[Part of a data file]
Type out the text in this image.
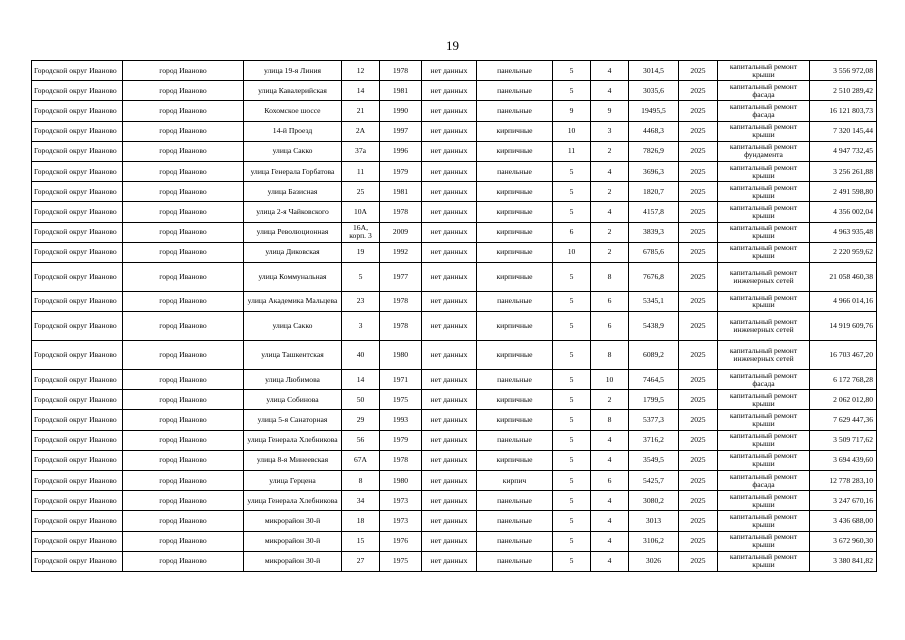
19
Городской округ Иваново	город Иваново	улица 19-я Линия	12	1978	нет данных	панельные	5	4	3014,5	2025	капитальный ремонт крыши	3 556 972,08
Городской округ Иваново	город Иваново	улица Кавалерийская	14	1981	нет данных	панельные	5	4	3035,6	2025	капитальный ремонт фасада	2 510 289,42
Городской округ Иваново	город Иваново	Кохомское шоссе	21	1990	нет данных	панельные	9	9	19495,5	2025	капитальный ремонт фасада	16 121 803,73
Городской округ Иваново	город Иваново	14-й Проезд	2А	1997	нет данных	кирпичные	10	3	4468,3	2025	капитальный ремонт крыши	7 320 145,44
Городской округ Иваново	город Иваново	улица Сакко	37а	1996	нет данных	кирпичные	11	2	7826,9	2025	капитальный ремонт фундамента	4 947 732,45
Городской округ Иваново	город Иваново	улица Генерала Горбатова	11	1979	нет данных	панельные	5	4	3696,3	2025	капитальный ремонт крыши	3 256 261,88
Городской округ Иваново	город Иваново	улица Базисная	25	1981	нет данных	кирпичные	5	2	1820,7	2025	капитальный ремонт крыши	2 491 598,80
Городской округ Иваново	город Иваново	улица 2-я Чайковского	10А	1978	нет данных	кирпичные	5	4	4157,8	2025	капитальный ремонт крыши	4 356 002,04
Городской округ Иваново	город Иваново	улица Революционная	16А, корп. 3	2009	нет данных	кирпичные	6	2	3839,3	2025	капитальный ремонт крыши	4 963 935,48
Городской округ Иваново	город Иваново	улица Диковская	19	1992	нет данных	кирпичные	10	2	6785,6	2025	капитальный ремонт крыши	2 220 959,62
Городской округ Иваново	город Иваново	улица Коммунальная	5	1977	нет данных	кирпичные	5	8	7676,8	2025	капитальный ремонт инженерных сетей	21 058 460,38
Городской округ Иваново	город Иваново	улица Академика Мальцева	23	1978	нет данных	панельные	5	6	5345,1	2025	капитальный ремонт крыши	4 966 014,16
Городской округ Иваново	город Иваново	улица Сакко	3	1978	нет данных	кирпичные	5	6	5438,9	2025	капитальный ремонт инженерных сетей	14 919 609,76
Городской округ Иваново	город Иваново	улица Ташкентская	40	1980	нет данных	кирпичные	5	8	6089,2	2025	капитальный ремонт инженерных сетей	16 703 467,20
Городской округ Иваново	город Иваново	улица Любимова	14	1971	нет данных	панельные	5	10	7464,5	2025	капитальный ремонт фасада	6 172 768,28
Городской округ Иваново	город Иваново	улица Собинова	50	1975	нет данных	кирпичные	5	2	1799,5	2025	капитальный ремонт крыши	2 062 012,80
Городской округ Иваново	город Иваново	улица 5-я Санаторная	29	1993	нет данных	кирпичные	5	8	5377,3	2025	капитальный ремонт крыши	7 629 447,36
Городской округ Иваново	город Иваново	улица Генерала Хлебникова	56	1979	нет данных	панельные	5	4	3716,2	2025	капитальный ремонт крыши	3 509 717,62
Городской округ Иваново	город Иваново	улица 8-я Минеевская	67А	1978	нет данных	кирпичные	5	4	3549,5	2025	капитальный ремонт крыши	3 694 439,60
Городской округ Иваново	город Иваново	улица Герцена	8	1980	нет данных	кирпич	5	6	5425,7	2025	капитальный ремонт фасада	12 778 283,10
Городской округ Иваново	город Иваново	улица Генерала Хлебникова	34	1973	нет данных	панельные	5	4	3080,2	2025	капитальный ремонт крыши	3 247 670,16
Городской округ Иваново	город Иваново	микрорайон 30-й	18	1973	нет данных	панельные	5	4	3013	2025	капитальный ремонт крыши	3 436 688,00
Городской округ Иваново	город Иваново	микрорайон 30-й	15	1976	нет данных	панельные	5	4	3106,2	2025	капитальный ремонт крыши	3 672 960,30
Городской округ Иваново	город Иваново	микрорайон 30-й	27	1975	нет данных	панельные	5	4	3026	2025	капитальный ремонт крыши	3 380 841,82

- _EXERCISE INSTRUCTIONS_
Leave the pictures out and print the records above exactly as they stand.

- _FULL SOLUTION_
Type out the text in this image.
19
Городской округ Иваново	город Иваново	улица 19-я Линия	12	1978	нет данных	панельные	5	4	3014,5	2025	капитальный ремонт крыши	3 556 972,08
Городской округ Иваново	город Иваново	улица Кавалерийская	14	1981	нет данных	панельные	5	4	3035,6	2025	капитальный ремонт фасада	2 510 289,42
Городской округ Иваново	город Иваново	Кохомское шоссе	21	1990	нет данных	панельные	9	9	19495,5	2025	капитальный ремонт фасада	16 121 803,73
Городской округ Иваново	город Иваново	14-й Проезд	2А	1997	нет данных	кирпичные	10	3	4468,3	2025	капитальный ремонт крыши	7 320 145,44
Городской округ Иваново	город Иваново	улица Сакко	37а	1996	нет данных	кирпичные	11	2	7826,9	2025	капитальный ремонт фундамента	4 947 732,45
Городской округ Иваново	город Иваново	улица Генерала Горбатова	11	1979	нет данных	панельные	5	4	3696,3	2025	капитальный ремонт крыши	3 256 261,88
Городской округ Иваново	город Иваново	улица Базисная	25	1981	нет данных	кирпичные	5	2	1820,7	2025	капитальный ремонт крыши	2 491 598,80
Городской округ Иваново	город Иваново	улица 2-я Чайковского	10А	1978	нет данных	кирпичные	5	4	4157,8	2025	капитальный ремонт крыши	4 356 002,04
Городской округ Иваново	город Иваново	улица Революционная	16А, корп. 3	2009	нет данных	кирпичные	6	2	3839,3	2025	капитальный ремонт крыши	4 963 935,48
Городской округ Иваново	город Иваново	улица Диковская	19	1992	нет данных	кирпичные	10	2	6785,6	2025	капитальный ремонт крыши	2 220 959,62
Городской округ Иваново	город Иваново	улица Коммунальная	5	1977	нет данных	кирпичные	5	8	7676,8	2025	капитальный ремонт инженерных сетей	21 058 460,38
Городской округ Иваново	город Иваново	улица Академика Мальцева	23	1978	нет данных	панельные	5	6	5345,1	2025	капитальный ремонт крыши	4 966 014,16
Городской округ Иваново	город Иваново	улица Сакко	3	1978	нет данных	кирпичные	5	6	5438,9	2025	капитальный ремонт инженерных сетей	14 919 609,76
Городской округ Иваново	город Иваново	улица Ташкентская	40	1980	нет данных	кирпичные	5	8	6089,2	2025	капитальный ремонт инженерных сетей	16 703 467,20
Городской округ Иваново	город Иваново	улица Любимова	14	1971	нет данных	панельные	5	10	7464,5	2025	капитальный ремонт фасада	6 172 768,28
Городской округ Иваново	город Иваново	улица Собинова	50	1975	нет данных	кирпичные	5	2	1799,5	2025	капитальный ремонт крыши	2 062 012,80
Городской округ Иваново	город Иваново	улица 5-я Санаторная	29	1993	нет данных	кирпичные	5	8	5377,3	2025	капитальный ремонт крыши	7 629 447,36
Городской округ Иваново	город Иваново	улица Генерала Хлебникова	56	1979	нет данных	панельные	5	4	3716,2	2025	капитальный ремонт крыши	3 509 717,62
Городской округ Иваново	город Иваново	улица 8-я Минеевская	67А	1978	нет данных	кирпичные	5	4	3549,5	2025	капитальный ремонт крыши	3 694 439,60
Городской округ Иваново	город Иваново	улица Герцена	8	1980	нет данных	кирпич	5	6	5425,7	2025	капитальный ремонт фасада	12 778 283,10
Городской округ Иваново	город Иваново	улица Генерала Хлебникова	34	1973	нет данных	панельные	5	4	3080,2	2025	капитальный ремонт крыши	3 247 670,16
Городской округ Иваново	город Иваново	микрорайон 30-й	18	1973	нет данных	панельные	5	4	3013	2025	капитальный ремонт крыши	3 436 688,00
Городской округ Иваново	город Иваново	микрорайон 30-й	15	1976	нет данных	панельные	5	4	3106,2	2025	капитальный ремонт крыши	3 672 960,30
Городской округ Иваново	город Иваново	микрорайон 30-й	27	1975	нет данных	панельные	5	4	3026	2025	капитальный ремонт крыши	3 380 841,82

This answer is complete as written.